══ RECORDS FOR PROCESSING ══
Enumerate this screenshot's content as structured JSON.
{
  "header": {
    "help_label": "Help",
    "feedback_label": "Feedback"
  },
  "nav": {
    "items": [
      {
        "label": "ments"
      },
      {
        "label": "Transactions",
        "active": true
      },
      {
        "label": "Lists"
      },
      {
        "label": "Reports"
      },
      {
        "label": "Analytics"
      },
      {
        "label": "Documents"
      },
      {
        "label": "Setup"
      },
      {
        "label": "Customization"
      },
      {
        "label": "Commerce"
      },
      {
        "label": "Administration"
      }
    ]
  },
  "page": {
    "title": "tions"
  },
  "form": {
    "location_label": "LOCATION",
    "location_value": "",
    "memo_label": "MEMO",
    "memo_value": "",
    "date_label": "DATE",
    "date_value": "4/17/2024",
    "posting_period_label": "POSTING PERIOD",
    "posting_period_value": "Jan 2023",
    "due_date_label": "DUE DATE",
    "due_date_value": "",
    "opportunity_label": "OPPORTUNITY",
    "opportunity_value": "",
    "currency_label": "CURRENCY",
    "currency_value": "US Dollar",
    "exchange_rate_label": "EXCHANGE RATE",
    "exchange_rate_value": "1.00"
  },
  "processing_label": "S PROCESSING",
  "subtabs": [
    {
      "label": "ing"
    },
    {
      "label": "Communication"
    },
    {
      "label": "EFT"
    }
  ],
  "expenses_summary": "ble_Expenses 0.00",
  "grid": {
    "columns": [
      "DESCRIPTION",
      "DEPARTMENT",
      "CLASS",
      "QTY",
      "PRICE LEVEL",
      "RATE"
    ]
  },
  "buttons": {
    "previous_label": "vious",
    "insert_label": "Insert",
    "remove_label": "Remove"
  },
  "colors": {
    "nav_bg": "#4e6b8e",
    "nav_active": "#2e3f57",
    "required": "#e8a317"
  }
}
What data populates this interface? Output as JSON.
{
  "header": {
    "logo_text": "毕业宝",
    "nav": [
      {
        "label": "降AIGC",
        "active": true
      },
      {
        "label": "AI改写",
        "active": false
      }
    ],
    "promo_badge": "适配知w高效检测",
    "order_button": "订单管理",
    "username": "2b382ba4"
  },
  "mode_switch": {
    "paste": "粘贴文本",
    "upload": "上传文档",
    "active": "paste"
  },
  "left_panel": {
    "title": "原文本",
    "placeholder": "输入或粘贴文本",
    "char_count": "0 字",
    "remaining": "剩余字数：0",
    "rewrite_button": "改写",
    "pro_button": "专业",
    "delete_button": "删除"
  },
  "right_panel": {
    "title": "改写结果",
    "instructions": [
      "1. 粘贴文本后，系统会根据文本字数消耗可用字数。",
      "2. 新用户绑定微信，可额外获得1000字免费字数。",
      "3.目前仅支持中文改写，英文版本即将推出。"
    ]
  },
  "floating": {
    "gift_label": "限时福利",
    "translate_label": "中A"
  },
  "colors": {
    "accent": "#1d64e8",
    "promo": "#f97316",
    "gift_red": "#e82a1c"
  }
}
═══
* _INSTRUCTIONS TO FOLLOW_:
Using the material above, print every entry exactly as written.

* _ANSWER TO THE TASK_:
Enumerate this screenshot's content as structured JSON.
{
  "header": {
    "help_label": "Help",
    "feedback_label": "Feedback"
  },
  "nav": {
    "items": [
      {
        "label": "ments"
      },
      {
        "label": "Transactions",
        "active": true
      },
      {
        "label": "Lists"
      },
      {
        "label": "Reports"
      },
      {
        "label": "Analytics"
      },
      {
        "label": "Documents"
      },
      {
        "label": "Setup"
      },
      {
        "label": "Customization"
      },
      {
        "label": "Commerce"
      },
      {
        "label": "Administration"
      }
    ]
  },
  "page": {
    "title": "tions"
  },
  "form": {
    "location_label": "LOCATION",
    "location_value": "",
    "memo_label": "MEMO",
    "memo_value": "",
    "date_label": "DATE",
    "date_value": "4/17/2024",
    "posting_period_label": "POSTING PERIOD",
    "posting_period_value": "Jan 2023",
    "due_date_label": "DUE DATE",
    "due_date_value": "",
    "opportunity_label": "OPPORTUNITY",
    "opportunity_value": "",
    "currency_label": "CURRENCY",
    "currency_value": "US Dollar",
    "exchange_rate_label": "EXCHANGE RATE",
    "exchange_rate_value": "1.00"
  },
  "processing_label": "S PROCESSING",
  "subtabs": [
    {
      "label": "ing"
    },
    {
      "label": "Communication"
    },
    {
      "label": "EFT"
    }
  ],
  "expenses_summary": "ble_Expenses 0.00",
  "grid": {
    "columns": [
      "DESCRIPTION",
      "DEPARTMENT",
      "CLASS",
      "QTY",
      "PRICE LEVEL",
      "RATE"
    ]
  },
  "buttons": {
    "previous_label": "vious",
    "insert_label": "Insert",
    "remove_label": "Remove"
  },
  "colors": {
    "nav_bg": "#4e6b8e",
    "nav_active": "#2e3f57",
    "required": "#e8a317"
  }
}
What data populates this interface? Output as JSON.
{
  "header": {
    "logo_text": "毕业宝",
    "nav": [
      {
        "label": "降AIGC",
        "active": true
      },
      {
        "label": "AI改写",
        "active": false
      }
    ],
    "promo_badge": "适配知w高效检测",
    "order_button": "订单管理",
    "username": "2b382ba4"
  },
  "mode_switch": {
    "paste": "粘贴文本",
    "upload": "上传文档",
    "active": "paste"
  },
  "left_panel": {
    "title": "原文本",
    "placeholder": "输入或粘贴文本",
    "char_count": "0 字",
    "remaining": "剩余字数：0",
    "rewrite_button": "改写",
    "pro_button": "专业",
    "delete_button": "删除"
  },
  "right_panel": {
    "title": "改写结果",
    "instructions": [
      "1. 粘贴文本后，系统会根据文本字数消耗可用字数。",
      "2. 新用户绑定微信，可额外获得1000字免费字数。",
      "3.目前仅支持中文改写，英文版本即将推出。"
    ]
  },
  "floating": {
    "gift_label": "限时福利",
    "translate_label": "中A"
  },
  "colors": {
    "accent": "#1d64e8",
    "promo": "#f97316",
    "gift_red": "#e82a1c"
  }
}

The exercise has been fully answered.